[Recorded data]
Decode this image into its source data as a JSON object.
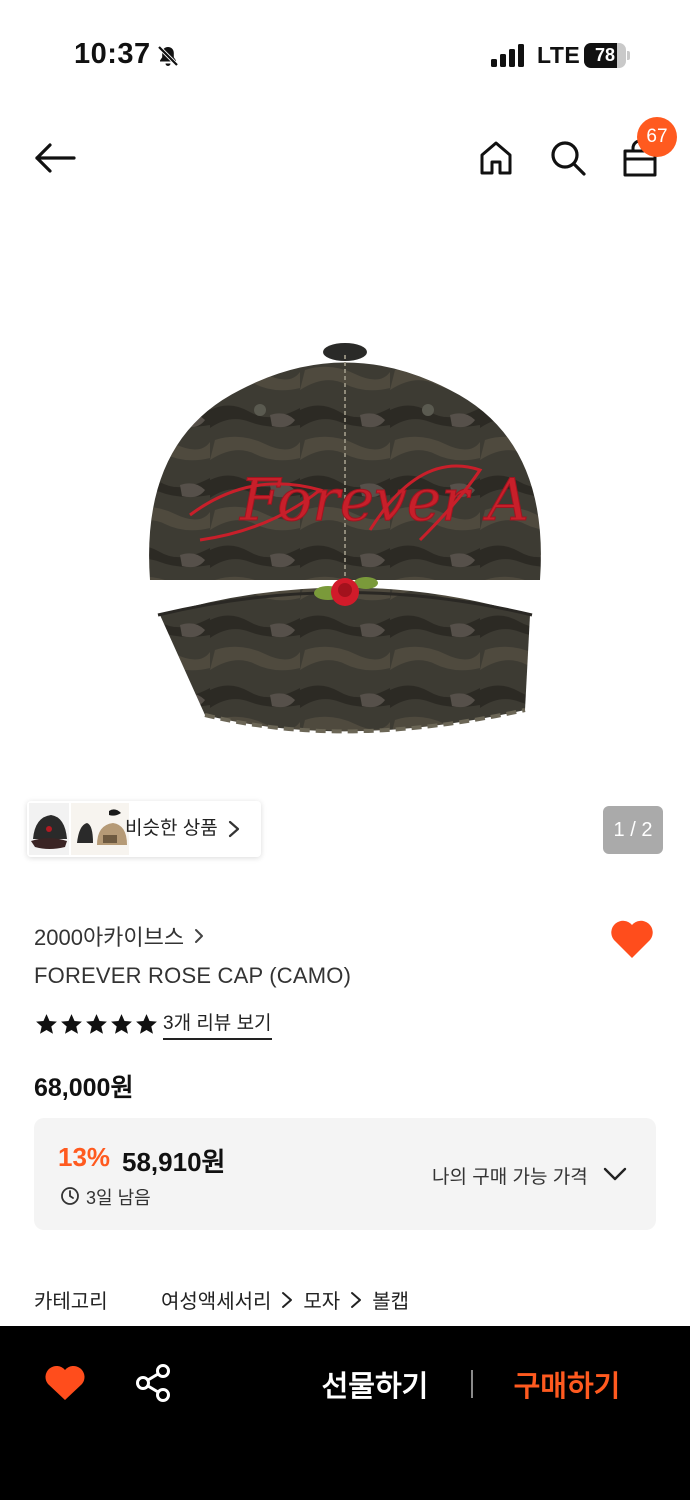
{
  "status_bar": {
    "time": "10:37",
    "network": "LTE",
    "battery": "78",
    "battery_level": 0.78
  },
  "header": {
    "back_icon": "arrow-left-icon",
    "home_icon": "home-icon",
    "search_icon": "search-icon",
    "cart_icon": "shopping-bag-icon",
    "cart_count": "67"
  },
  "gallery": {
    "similar_label": "비슷한 상품",
    "page_indicator": "1 / 2",
    "image_caption": "Forever A"
  },
  "product": {
    "brand": "2000아카이브스",
    "name": "FOREVER ROSE CAP (CAMO)",
    "rating_stars": 5,
    "review_link": "3개 리뷰 보기",
    "original_price": "68,000원"
  },
  "price_box": {
    "discount_rate": "13%",
    "sale_price": "58,910원",
    "time_left": "3일 남음",
    "my_price_label": "나의 구매 가능 가격"
  },
  "category": {
    "label": "카테고리",
    "path": [
      "여성액세서리",
      "모자",
      "볼캡"
    ]
  },
  "bottom_bar": {
    "gift": "선물하기",
    "buy": "구매하기"
  },
  "colors": {
    "accent": "#ff5a1f",
    "bottom_bar_bg": "#000000",
    "price_box_bg": "#f4f4f4"
  }
}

*THE TASK*
Omitting all images, retype each line of the records precisely.

*RESPONSE*
Decode this image into its source data as a JSON object.
{
  "status_bar": {
    "time": "10:37",
    "network": "LTE",
    "battery": "78",
    "battery_level": 0.78
  },
  "header": {
    "back_icon": "arrow-left-icon",
    "home_icon": "home-icon",
    "search_icon": "search-icon",
    "cart_icon": "shopping-bag-icon",
    "cart_count": "67"
  },
  "gallery": {
    "similar_label": "비슷한 상품",
    "page_indicator": "1 / 2",
    "image_caption": "Forever A"
  },
  "product": {
    "brand": "2000아카이브스",
    "name": "FOREVER ROSE CAP (CAMO)",
    "rating_stars": 5,
    "review_link": "3개 리뷰 보기",
    "original_price": "68,000원"
  },
  "price_box": {
    "discount_rate": "13%",
    "sale_price": "58,910원",
    "time_left": "3일 남음",
    "my_price_label": "나의 구매 가능 가격"
  },
  "category": {
    "label": "카테고리",
    "path": [
      "여성액세서리",
      "모자",
      "볼캡"
    ]
  },
  "bottom_bar": {
    "gift": "선물하기",
    "buy": "구매하기"
  },
  "colors": {
    "accent": "#ff5a1f",
    "bottom_bar_bg": "#000000",
    "price_box_bg": "#f4f4f4"
  }
}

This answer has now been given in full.